Go through the listing and copy every line word for word.

Data for this exercise ::
• • • • •
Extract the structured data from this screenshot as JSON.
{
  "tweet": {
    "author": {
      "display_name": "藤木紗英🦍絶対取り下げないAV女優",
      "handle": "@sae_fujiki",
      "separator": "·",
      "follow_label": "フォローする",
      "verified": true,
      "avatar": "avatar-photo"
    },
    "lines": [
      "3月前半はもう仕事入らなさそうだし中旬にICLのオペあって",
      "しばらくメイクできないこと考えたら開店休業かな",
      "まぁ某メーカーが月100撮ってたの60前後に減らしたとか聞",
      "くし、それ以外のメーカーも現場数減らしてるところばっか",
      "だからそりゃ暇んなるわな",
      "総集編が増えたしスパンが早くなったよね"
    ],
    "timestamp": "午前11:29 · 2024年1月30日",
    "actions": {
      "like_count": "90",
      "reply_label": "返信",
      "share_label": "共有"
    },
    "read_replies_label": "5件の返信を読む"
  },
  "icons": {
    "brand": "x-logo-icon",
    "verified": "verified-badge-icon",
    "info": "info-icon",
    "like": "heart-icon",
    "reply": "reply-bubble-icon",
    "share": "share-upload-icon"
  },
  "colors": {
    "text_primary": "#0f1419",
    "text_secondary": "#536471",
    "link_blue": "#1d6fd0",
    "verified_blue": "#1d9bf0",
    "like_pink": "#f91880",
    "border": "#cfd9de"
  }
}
• • • • •
Exercise result ::
Extract the structured data from this screenshot as JSON.
{
  "tweet": {
    "author": {
      "display_name": "藤木紗英🦍絶対取り下げないAV女優",
      "handle": "@sae_fujiki",
      "separator": "·",
      "follow_label": "フォローする",
      "verified": true,
      "avatar": "avatar-photo"
    },
    "lines": [
      "3月前半はもう仕事入らなさそうだし中旬にICLのオペあって",
      "しばらくメイクできないこと考えたら開店休業かな",
      "まぁ某メーカーが月100撮ってたの60前後に減らしたとか聞",
      "くし、それ以外のメーカーも現場数減らしてるところばっか",
      "だからそりゃ暇んなるわな",
      "総集編が増えたしスパンが早くなったよね"
    ],
    "timestamp": "午前11:29 · 2024年1月30日",
    "actions": {
      "like_count": "90",
      "reply_label": "返信",
      "share_label": "共有"
    },
    "read_replies_label": "5件の返信を読む"
  },
  "icons": {
    "brand": "x-logo-icon",
    "verified": "verified-badge-icon",
    "info": "info-icon",
    "like": "heart-icon",
    "reply": "reply-bubble-icon",
    "share": "share-upload-icon"
  },
  "colors": {
    "text_primary": "#0f1419",
    "text_secondary": "#536471",
    "link_blue": "#1d6fd0",
    "verified_blue": "#1d9bf0",
    "like_pink": "#f91880",
    "border": "#cfd9de"
  }
}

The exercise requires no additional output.